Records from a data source
····················

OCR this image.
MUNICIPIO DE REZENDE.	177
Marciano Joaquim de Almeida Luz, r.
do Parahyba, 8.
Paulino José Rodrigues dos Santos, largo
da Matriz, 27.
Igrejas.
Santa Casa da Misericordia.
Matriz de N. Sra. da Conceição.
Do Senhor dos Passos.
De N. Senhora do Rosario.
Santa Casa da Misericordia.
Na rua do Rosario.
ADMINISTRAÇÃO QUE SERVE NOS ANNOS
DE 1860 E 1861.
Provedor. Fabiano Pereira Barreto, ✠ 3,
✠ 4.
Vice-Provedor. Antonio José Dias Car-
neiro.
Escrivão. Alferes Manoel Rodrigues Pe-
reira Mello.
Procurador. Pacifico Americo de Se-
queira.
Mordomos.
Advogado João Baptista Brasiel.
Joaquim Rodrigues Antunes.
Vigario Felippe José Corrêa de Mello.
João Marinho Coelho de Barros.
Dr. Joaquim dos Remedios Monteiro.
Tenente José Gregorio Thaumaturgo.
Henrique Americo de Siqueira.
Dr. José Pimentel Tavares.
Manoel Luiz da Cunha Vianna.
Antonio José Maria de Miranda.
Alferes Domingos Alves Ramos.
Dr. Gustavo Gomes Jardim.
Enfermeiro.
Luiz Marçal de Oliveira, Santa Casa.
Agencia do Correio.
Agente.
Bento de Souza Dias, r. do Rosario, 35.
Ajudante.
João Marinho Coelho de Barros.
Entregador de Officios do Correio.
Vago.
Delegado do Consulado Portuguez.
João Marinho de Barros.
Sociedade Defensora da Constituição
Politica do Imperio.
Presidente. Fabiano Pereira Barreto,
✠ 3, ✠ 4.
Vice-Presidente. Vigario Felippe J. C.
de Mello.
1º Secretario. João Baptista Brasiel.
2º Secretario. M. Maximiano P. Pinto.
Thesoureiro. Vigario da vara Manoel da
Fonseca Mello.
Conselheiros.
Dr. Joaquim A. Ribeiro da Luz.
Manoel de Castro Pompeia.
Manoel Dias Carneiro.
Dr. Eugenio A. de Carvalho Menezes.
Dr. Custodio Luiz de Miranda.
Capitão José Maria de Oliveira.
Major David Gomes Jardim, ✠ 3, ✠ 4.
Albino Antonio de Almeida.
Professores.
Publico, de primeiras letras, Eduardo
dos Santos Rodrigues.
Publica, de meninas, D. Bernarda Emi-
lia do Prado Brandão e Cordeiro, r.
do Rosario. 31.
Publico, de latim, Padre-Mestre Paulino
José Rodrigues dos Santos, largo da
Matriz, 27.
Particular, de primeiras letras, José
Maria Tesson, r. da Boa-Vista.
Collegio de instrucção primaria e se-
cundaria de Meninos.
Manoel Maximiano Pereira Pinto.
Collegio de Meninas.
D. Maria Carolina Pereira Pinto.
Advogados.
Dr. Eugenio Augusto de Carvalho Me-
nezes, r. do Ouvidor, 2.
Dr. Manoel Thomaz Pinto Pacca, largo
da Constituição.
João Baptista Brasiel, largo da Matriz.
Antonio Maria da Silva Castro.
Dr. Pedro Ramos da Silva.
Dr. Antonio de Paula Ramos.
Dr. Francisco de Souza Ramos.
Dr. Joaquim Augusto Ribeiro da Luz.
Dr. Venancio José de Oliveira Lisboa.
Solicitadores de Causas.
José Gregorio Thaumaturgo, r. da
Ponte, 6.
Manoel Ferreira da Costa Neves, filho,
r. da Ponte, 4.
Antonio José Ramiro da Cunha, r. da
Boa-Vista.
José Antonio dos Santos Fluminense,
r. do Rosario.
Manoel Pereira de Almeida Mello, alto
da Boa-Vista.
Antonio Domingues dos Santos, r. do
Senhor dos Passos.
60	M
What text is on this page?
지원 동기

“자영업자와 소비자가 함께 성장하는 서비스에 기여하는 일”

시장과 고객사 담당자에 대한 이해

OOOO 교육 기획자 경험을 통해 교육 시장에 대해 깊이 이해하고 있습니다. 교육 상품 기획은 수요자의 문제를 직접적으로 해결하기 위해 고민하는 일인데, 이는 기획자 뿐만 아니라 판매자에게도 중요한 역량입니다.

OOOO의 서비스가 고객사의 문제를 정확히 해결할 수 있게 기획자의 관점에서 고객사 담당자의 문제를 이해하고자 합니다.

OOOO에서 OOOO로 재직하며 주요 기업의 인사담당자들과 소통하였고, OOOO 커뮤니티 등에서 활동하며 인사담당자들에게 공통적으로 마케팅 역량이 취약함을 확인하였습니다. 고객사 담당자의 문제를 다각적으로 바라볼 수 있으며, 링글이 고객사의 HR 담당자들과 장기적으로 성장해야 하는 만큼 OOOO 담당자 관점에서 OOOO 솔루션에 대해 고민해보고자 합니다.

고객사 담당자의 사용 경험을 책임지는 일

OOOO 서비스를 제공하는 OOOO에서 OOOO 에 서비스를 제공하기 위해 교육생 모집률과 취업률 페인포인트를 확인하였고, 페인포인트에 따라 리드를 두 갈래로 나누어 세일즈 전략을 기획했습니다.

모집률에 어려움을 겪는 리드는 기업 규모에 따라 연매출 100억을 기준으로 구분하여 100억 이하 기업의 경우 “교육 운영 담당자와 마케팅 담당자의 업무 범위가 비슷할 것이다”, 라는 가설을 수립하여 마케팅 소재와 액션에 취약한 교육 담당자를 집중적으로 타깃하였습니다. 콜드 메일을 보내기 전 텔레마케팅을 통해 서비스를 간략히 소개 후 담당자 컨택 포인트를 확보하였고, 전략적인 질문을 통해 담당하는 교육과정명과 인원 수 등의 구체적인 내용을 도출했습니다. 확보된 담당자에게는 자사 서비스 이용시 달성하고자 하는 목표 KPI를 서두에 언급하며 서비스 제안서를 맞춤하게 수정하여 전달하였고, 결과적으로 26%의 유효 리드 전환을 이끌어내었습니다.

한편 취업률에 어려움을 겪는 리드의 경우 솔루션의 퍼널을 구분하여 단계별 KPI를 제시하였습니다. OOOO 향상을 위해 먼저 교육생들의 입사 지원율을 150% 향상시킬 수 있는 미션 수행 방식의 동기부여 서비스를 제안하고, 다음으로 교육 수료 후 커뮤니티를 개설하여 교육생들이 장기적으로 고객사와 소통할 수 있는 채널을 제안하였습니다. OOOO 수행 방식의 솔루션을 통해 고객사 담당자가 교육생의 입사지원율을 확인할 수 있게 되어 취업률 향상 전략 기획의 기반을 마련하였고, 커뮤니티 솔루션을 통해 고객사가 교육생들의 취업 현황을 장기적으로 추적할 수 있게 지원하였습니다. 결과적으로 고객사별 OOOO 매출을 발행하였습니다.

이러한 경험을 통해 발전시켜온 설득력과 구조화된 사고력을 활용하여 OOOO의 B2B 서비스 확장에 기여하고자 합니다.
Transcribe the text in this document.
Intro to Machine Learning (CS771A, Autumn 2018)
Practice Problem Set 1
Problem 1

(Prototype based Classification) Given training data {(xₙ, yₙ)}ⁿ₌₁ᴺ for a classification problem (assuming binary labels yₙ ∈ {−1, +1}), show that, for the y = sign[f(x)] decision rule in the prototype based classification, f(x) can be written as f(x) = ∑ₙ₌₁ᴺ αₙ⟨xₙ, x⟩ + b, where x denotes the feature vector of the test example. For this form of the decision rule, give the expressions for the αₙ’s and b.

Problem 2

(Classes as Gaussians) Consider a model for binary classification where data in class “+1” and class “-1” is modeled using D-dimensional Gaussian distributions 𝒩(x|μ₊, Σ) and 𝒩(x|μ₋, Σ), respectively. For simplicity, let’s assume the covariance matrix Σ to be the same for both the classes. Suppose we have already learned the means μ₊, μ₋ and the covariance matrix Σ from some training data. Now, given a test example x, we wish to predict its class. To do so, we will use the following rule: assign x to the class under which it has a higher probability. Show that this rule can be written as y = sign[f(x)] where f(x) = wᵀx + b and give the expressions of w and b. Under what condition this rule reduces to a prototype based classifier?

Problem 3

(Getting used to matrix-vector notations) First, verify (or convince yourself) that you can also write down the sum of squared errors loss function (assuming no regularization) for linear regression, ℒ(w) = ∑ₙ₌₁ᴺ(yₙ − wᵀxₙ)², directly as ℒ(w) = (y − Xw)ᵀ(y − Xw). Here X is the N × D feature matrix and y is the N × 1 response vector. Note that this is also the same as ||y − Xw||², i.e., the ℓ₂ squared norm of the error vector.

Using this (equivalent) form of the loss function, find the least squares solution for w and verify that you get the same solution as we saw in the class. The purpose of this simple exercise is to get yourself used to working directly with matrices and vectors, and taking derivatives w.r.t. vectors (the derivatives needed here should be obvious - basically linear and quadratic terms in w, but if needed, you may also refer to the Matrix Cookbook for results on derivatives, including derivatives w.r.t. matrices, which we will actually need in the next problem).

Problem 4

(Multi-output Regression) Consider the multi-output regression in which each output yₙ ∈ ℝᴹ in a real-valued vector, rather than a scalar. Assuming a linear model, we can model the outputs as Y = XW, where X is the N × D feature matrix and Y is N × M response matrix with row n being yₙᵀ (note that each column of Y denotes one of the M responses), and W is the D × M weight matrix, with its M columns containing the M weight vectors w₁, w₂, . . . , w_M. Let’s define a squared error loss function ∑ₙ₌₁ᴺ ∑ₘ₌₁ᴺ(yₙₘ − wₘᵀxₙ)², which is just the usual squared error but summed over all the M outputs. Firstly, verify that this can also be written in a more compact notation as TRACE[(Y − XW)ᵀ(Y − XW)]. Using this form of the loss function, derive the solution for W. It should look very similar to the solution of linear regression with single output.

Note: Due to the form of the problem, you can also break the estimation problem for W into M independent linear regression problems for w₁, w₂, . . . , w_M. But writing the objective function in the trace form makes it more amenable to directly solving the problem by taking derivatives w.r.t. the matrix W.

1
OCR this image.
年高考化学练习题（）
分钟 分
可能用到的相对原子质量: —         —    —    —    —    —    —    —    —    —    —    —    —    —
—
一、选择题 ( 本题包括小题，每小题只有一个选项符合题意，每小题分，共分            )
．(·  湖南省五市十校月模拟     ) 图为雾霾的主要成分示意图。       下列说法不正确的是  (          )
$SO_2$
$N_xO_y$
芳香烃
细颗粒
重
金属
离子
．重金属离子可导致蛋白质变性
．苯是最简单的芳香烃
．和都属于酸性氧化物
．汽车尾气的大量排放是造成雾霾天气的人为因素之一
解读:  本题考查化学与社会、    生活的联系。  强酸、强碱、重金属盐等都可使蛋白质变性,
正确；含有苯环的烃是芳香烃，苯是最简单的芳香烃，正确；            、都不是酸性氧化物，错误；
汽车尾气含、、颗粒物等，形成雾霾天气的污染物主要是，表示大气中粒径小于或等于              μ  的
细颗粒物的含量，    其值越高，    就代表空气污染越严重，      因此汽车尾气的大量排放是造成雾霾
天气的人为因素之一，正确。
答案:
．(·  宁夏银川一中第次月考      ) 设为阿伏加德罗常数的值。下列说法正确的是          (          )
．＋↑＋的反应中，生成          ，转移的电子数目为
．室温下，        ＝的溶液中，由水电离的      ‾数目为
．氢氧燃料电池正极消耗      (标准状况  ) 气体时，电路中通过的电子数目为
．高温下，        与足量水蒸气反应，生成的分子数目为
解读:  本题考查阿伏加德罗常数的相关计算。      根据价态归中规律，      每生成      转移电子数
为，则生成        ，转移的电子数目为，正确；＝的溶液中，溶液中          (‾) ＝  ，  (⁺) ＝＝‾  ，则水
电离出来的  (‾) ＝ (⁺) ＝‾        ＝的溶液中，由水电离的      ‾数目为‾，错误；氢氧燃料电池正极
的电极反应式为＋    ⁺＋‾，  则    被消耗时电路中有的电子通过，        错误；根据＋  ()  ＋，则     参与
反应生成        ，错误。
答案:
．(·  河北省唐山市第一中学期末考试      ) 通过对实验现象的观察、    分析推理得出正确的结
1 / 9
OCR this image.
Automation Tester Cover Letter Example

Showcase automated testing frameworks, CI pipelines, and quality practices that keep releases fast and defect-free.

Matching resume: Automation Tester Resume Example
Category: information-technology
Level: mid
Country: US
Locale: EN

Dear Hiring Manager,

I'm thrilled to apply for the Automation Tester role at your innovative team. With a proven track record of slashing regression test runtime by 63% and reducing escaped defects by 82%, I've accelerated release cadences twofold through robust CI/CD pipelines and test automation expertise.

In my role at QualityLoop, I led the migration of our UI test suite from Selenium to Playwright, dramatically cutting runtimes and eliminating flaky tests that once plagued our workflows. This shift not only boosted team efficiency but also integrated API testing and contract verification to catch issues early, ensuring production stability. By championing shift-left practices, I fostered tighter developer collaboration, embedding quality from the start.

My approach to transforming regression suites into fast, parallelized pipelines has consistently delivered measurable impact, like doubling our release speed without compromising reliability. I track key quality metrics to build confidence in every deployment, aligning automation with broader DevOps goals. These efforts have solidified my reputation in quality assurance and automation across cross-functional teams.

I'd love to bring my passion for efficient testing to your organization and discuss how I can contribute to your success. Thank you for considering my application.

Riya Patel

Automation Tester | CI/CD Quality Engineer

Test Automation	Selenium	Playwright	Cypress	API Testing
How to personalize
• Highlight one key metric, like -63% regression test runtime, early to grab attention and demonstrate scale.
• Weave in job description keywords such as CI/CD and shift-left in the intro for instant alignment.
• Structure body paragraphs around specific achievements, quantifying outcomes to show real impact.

····················

» Requirement:
Count the lines that include the word "expressions" and state the result as a bare number.

» The output:
2